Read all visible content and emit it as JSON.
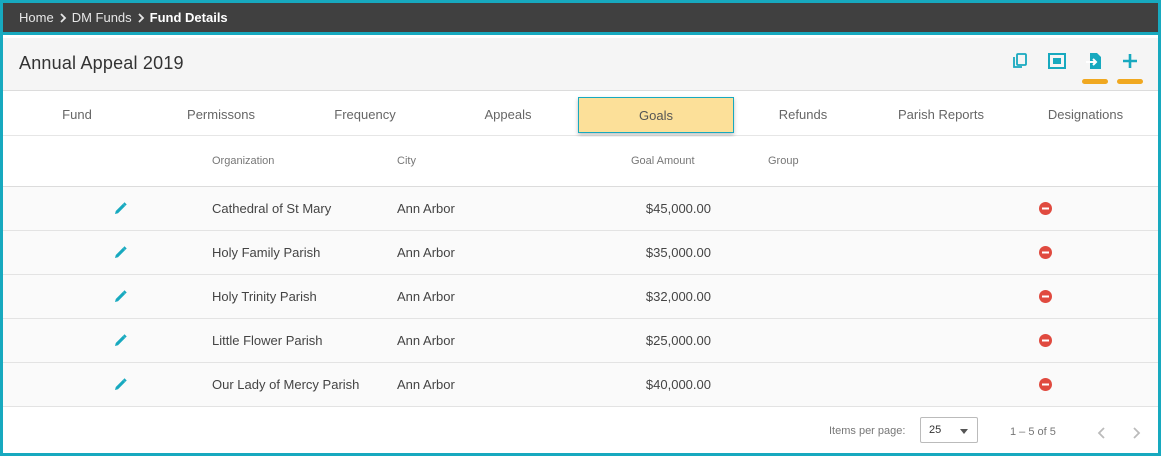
{
  "breadcrumb": {
    "items": [
      "Home",
      "DM Funds",
      "Fund Details"
    ]
  },
  "header": {
    "title": "Annual Appeal 2019",
    "accent_color": "#17a9bf",
    "highlight_color": "#f0a820",
    "tools": [
      "copy-icon",
      "fit-screen-icon",
      "import-file-icon",
      "plus-icon"
    ]
  },
  "tabs": {
    "items": [
      "Fund",
      "Permissons",
      "Frequency",
      "Appeals",
      "Goals",
      "Refunds",
      "Parish Reports",
      "Designations"
    ],
    "active": "Goals"
  },
  "table": {
    "columns": [
      "Organization",
      "City",
      "Goal Amount",
      "Group"
    ],
    "rows": [
      {
        "organization": "Cathedral of St Mary",
        "city": "Ann Arbor",
        "goal_amount": "$45,000.00",
        "group": ""
      },
      {
        "organization": "Holy Family Parish",
        "city": "Ann Arbor",
        "goal_amount": "$35,000.00",
        "group": ""
      },
      {
        "organization": "Holy Trinity Parish",
        "city": "Ann Arbor",
        "goal_amount": "$32,000.00",
        "group": ""
      },
      {
        "organization": "Little Flower Parish",
        "city": "Ann Arbor",
        "goal_amount": "$25,000.00",
        "group": ""
      },
      {
        "organization": "Our Lady of Mercy Parish",
        "city": "Ann Arbor",
        "goal_amount": "$40,000.00",
        "group": ""
      }
    ],
    "row_icons": {
      "edit": "pencil-icon",
      "delete": "remove-circle-icon"
    },
    "delete_color": "#e04a3f"
  },
  "paginator": {
    "label": "Items per page:",
    "page_size": "25",
    "range": "1 – 5 of 5"
  }
}
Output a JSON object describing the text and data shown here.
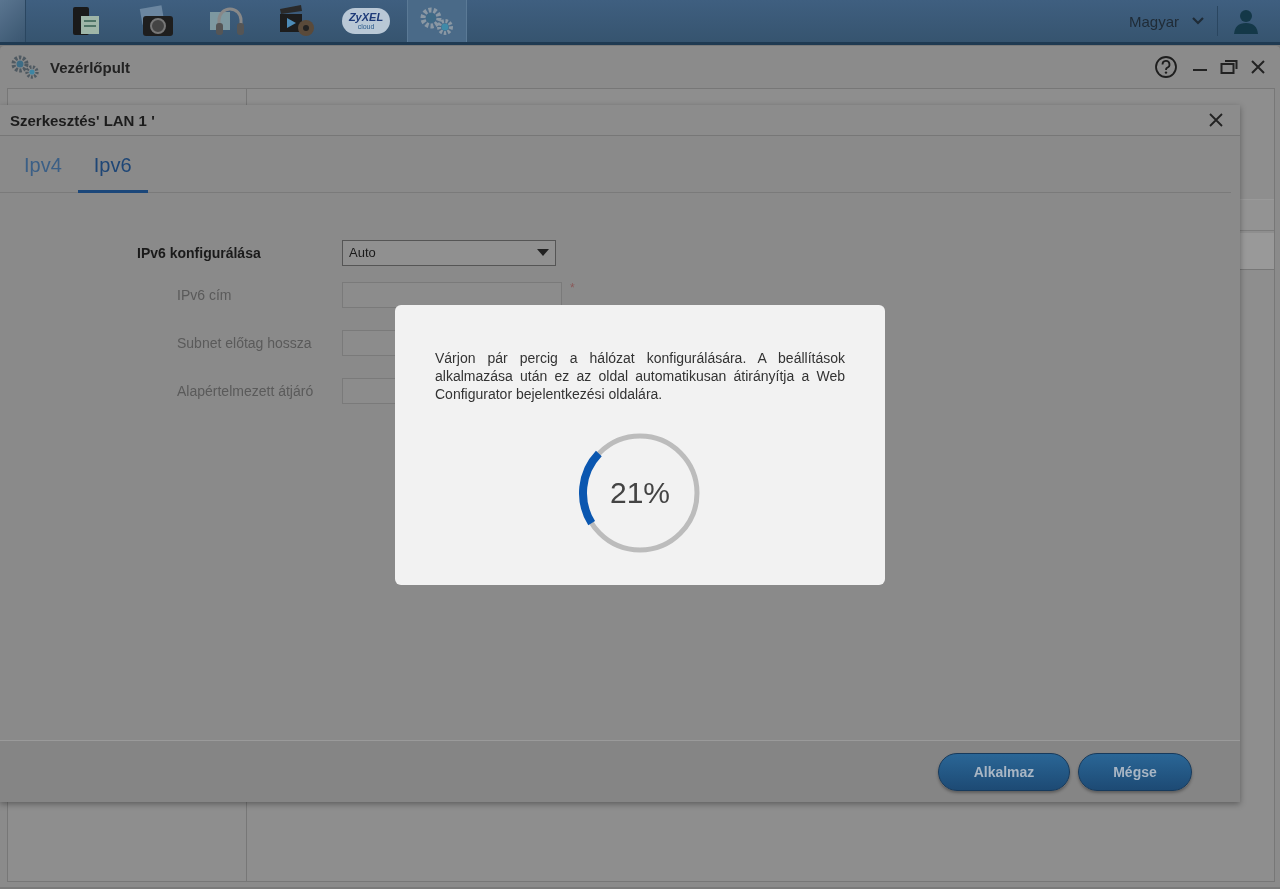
{
  "top_bar": {
    "apps": [
      {
        "kind": "storage",
        "selected": false
      },
      {
        "kind": "photo",
        "selected": false
      },
      {
        "kind": "music",
        "selected": false
      },
      {
        "kind": "video",
        "selected": false
      },
      {
        "kind": "cloud",
        "selected": false,
        "logo_text": "ZyXEL",
        "logo_subtext": "cloud"
      },
      {
        "kind": "settings",
        "selected": true
      }
    ],
    "language": "Magyar"
  },
  "window": {
    "title": "Vezérlőpult"
  },
  "dialog": {
    "title": "Szerkesztés' LAN 1 '",
    "tabs": [
      {
        "label": "Ipv4",
        "selected": false
      },
      {
        "label": "Ipv6",
        "selected": true
      }
    ],
    "fields": [
      {
        "kind": "select",
        "label": "IPv6 konfigurálása",
        "value": "Auto",
        "disabled": false,
        "children": [
          {
            "kind": "text",
            "label": "IPv6 cím",
            "disabled": true,
            "required": true
          },
          {
            "kind": "text",
            "label": "Subnet előtag hossza",
            "disabled": true
          },
          {
            "kind": "text",
            "label": "Alapértelmezett átjáró",
            "disabled": true
          }
        ]
      }
    ],
    "required_mark": "*",
    "buttons": [
      "Alkalmaz",
      "Mégse"
    ]
  },
  "progress_modal": {
    "message": "Várjon pár percig a hálózat konfigurálására. A beállítások alkalmazása után ez az oldal automatikusan átirányítja a Web Configurator bejelentkezési oldalára.",
    "level": 0.21,
    "reading": "21%"
  }
}
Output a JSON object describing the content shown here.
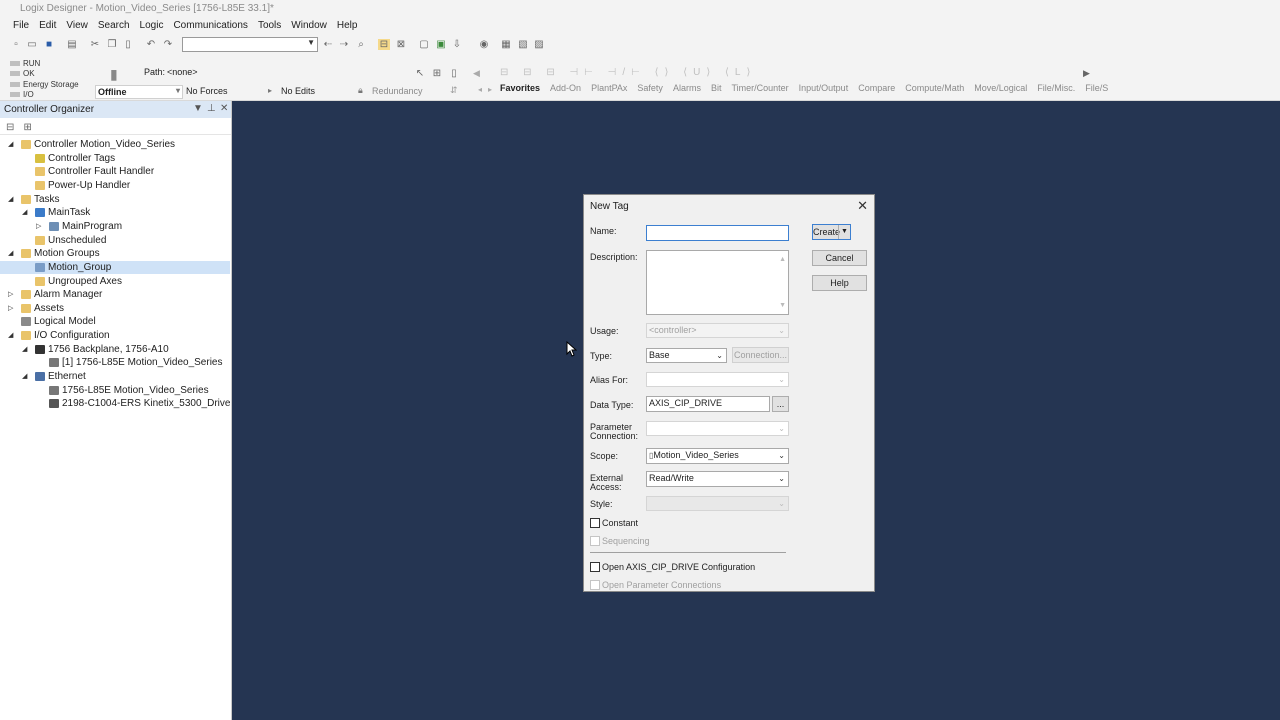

**Task to complete**
Output the data above without changes, apart from leaving out the pictures.

**Written reply**
Read all visible content and emit it as JSON.
{
  "breadcrumb": {
    "items": [
      "Home",
      "DM Funds",
      "Fund Details"
    ]
  },
  "header": {
    "title": "Annual Appeal 2019",
    "accent_color": "#17a9bf",
    "highlight_color": "#f0a820",
    "tools": [
      "copy-icon",
      "fit-screen-icon",
      "import-file-icon",
      "plus-icon"
    ]
  },
  "tabs": {
    "items": [
      "Fund",
      "Permissons",
      "Frequency",
      "Appeals",
      "Goals",
      "Refunds",
      "Parish Reports",
      "Designations"
    ],
    "active": "Goals"
  },
  "table": {
    "columns": [
      "Organization",
      "City",
      "Goal Amount",
      "Group"
    ],
    "rows": [
      {
        "organization": "Cathedral of St Mary",
        "city": "Ann Arbor",
        "goal_amount": "$45,000.00",
        "group": ""
      },
      {
        "organization": "Holy Family Parish",
        "city": "Ann Arbor",
        "goal_amount": "$35,000.00",
        "group": ""
      },
      {
        "organization": "Holy Trinity Parish",
        "city": "Ann Arbor",
        "goal_amount": "$32,000.00",
        "group": ""
      },
      {
        "organization": "Little Flower Parish",
        "city": "Ann Arbor",
        "goal_amount": "$25,000.00",
        "group": ""
      },
      {
        "organization": "Our Lady of Mercy Parish",
        "city": "Ann Arbor",
        "goal_amount": "$40,000.00",
        "group": ""
      }
    ],
    "row_icons": {
      "edit": "pencil-icon",
      "delete": "remove-circle-icon"
    },
    "delete_color": "#e04a3f"
  },
  "paginator": {
    "label": "Items per page:",
    "page_size": "25",
    "range": "1 – 5 of 5"
  }
}
Output a JSON object describing the text and data shown here.
{
  "top_bar": {
    "apps": [
      {
        "kind": "storage",
        "selected": false
      },
      {
        "kind": "photo",
        "selected": false
      },
      {
        "kind": "music",
        "selected": false
      },
      {
        "kind": "video",
        "selected": false
      },
      {
        "kind": "cloud",
        "selected": false,
        "logo_text": "ZyXEL",
        "logo_subtext": "cloud"
      },
      {
        "kind": "settings",
        "selected": true
      }
    ],
    "language": "Magyar"
  },
  "window": {
    "title": "Vezérlőpult"
  },
  "dialog": {
    "title": "Szerkesztés' LAN 1 '",
    "tabs": [
      {
        "label": "Ipv4",
        "selected": false
      },
      {
        "label": "Ipv6",
        "selected": true
      }
    ],
    "fields": [
      {
        "kind": "select",
        "label": "IPv6 konfigurálása",
        "value": "Auto",
        "disabled": false,
        "children": [
          {
            "kind": "text",
            "label": "IPv6 cím",
            "disabled": true,
            "required": true
          },
          {
            "kind": "text",
            "label": "Subnet előtag hossza",
            "disabled": true
          },
          {
            "kind": "text",
            "label": "Alapértelmezett átjáró",
            "disabled": true
          }
        ]
      }
    ],
    "required_mark": "*",
    "buttons": [
      "Alkalmaz",
      "Mégse"
    ]
  },
  "progress_modal": {
    "message": "Várjon pár percig a hálózat konfigurálására. A beállítások alkalmazása után ez az oldal automatikusan átirányítja a Web Configurator bejelentkezési oldalára.",
    "level": 0.21,
    "reading": "21%"
  }
}
Output a JSON object describing the content shown here.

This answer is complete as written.